##### Given entries
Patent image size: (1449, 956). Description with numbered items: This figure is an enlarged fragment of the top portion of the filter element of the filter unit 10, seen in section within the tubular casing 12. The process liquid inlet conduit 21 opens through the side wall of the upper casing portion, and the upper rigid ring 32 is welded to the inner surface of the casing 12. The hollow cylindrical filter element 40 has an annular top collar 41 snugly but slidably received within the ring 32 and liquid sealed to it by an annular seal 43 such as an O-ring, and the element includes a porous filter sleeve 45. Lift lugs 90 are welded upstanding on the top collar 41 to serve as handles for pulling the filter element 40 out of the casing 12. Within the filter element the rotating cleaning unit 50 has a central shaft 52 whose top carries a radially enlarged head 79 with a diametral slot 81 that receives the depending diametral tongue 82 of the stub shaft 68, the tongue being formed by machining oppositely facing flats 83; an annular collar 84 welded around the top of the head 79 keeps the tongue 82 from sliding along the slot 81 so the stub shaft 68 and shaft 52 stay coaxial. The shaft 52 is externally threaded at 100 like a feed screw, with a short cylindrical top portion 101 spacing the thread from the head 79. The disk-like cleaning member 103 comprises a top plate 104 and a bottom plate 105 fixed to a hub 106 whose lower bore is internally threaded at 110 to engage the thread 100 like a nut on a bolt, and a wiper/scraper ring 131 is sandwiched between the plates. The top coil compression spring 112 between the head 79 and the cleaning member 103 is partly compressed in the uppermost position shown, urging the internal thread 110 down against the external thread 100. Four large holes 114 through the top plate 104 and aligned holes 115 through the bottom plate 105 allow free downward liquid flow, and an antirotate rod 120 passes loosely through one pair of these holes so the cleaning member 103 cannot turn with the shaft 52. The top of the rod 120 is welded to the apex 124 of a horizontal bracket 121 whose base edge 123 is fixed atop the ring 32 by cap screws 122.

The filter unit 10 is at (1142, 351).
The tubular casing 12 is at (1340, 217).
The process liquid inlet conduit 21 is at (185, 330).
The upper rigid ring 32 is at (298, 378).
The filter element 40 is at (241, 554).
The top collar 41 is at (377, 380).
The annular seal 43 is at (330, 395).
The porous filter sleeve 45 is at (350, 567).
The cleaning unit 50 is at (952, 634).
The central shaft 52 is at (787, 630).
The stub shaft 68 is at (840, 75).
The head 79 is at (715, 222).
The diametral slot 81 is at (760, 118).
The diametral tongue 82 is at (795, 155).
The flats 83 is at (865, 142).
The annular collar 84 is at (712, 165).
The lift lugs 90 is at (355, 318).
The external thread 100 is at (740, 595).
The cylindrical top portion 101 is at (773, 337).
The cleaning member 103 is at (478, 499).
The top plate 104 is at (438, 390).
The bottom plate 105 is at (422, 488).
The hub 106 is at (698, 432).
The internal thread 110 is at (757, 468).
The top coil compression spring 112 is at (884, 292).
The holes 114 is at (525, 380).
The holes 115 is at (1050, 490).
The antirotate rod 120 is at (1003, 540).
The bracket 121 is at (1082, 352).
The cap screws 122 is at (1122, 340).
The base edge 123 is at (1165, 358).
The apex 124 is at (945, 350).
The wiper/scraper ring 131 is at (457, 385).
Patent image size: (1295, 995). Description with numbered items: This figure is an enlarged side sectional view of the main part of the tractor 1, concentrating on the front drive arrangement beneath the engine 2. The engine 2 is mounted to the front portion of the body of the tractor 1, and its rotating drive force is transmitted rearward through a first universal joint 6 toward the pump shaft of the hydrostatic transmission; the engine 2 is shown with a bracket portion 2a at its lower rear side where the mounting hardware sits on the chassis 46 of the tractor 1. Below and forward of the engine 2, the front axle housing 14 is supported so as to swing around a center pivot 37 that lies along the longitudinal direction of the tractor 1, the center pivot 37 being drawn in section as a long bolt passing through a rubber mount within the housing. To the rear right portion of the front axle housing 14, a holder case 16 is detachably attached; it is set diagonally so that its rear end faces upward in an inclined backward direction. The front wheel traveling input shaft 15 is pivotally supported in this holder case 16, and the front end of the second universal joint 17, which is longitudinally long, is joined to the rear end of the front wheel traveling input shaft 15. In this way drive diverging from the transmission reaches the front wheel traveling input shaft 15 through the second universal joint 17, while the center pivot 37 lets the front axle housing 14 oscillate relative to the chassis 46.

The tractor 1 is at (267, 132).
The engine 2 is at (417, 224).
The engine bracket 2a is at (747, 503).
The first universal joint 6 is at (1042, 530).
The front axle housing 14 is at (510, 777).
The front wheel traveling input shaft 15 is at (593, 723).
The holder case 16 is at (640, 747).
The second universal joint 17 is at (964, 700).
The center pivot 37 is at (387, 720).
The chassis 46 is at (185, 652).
##########
_Task requirements_
Repeat the material word for word, beginning at the line that contains "Patent image size: (1295, 995)." and stopping after its final line.

_Answer to this exercise_
Patent image size: (1295, 995). Description with numbered items: This figure is an enlarged side sectional view of the main part of the tractor 1, concentrating on the front drive arrangement beneath the engine 2. The engine 2 is mounted to the front portion of the body of the tractor 1, and its rotating drive force is transmitted rearward through a first universal joint 6 toward the pump shaft of the hydrostatic transmission; the engine 2 is shown with a bracket portion 2a at its lower rear side where the mounting hardware sits on the chassis 46 of the tractor 1. Below and forward of the engine 2, the front axle housing 14 is supported so as to swing around a center pivot 37 that lies along the longitudinal direction of the tractor 1, the center pivot 37 being drawn in section as a long bolt passing through a rubber mount within the housing. To the rear right portion of the front axle housing 14, a holder case 16 is detachably attached; it is set diagonally so that its rear end faces upward in an inclined backward direction. The front wheel traveling input shaft 15 is pivotally supported in this holder case 16, and the front end of the second universal joint 17, which is longitudinally long, is joined to the rear end of the front wheel traveling input shaft 15. In this way drive diverging from the transmission reaches the front wheel traveling input shaft 15 through the second universal joint 17, while the center pivot 37 lets the front axle housing 14 oscillate relative to the chassis 46.

The tractor 1 is at (267, 132).
The engine 2 is at (417, 224).
The engine bracket 2a is at (747, 503).
The first universal joint 6 is at (1042, 530).
The front axle housing 14 is at (510, 777).
The front wheel traveling input shaft 15 is at (593, 723).
The holder case 16 is at (640, 747).
The second universal joint 17 is at (964, 700).
The center pivot 37 is at (387, 720).
The chassis 46 is at (185, 652).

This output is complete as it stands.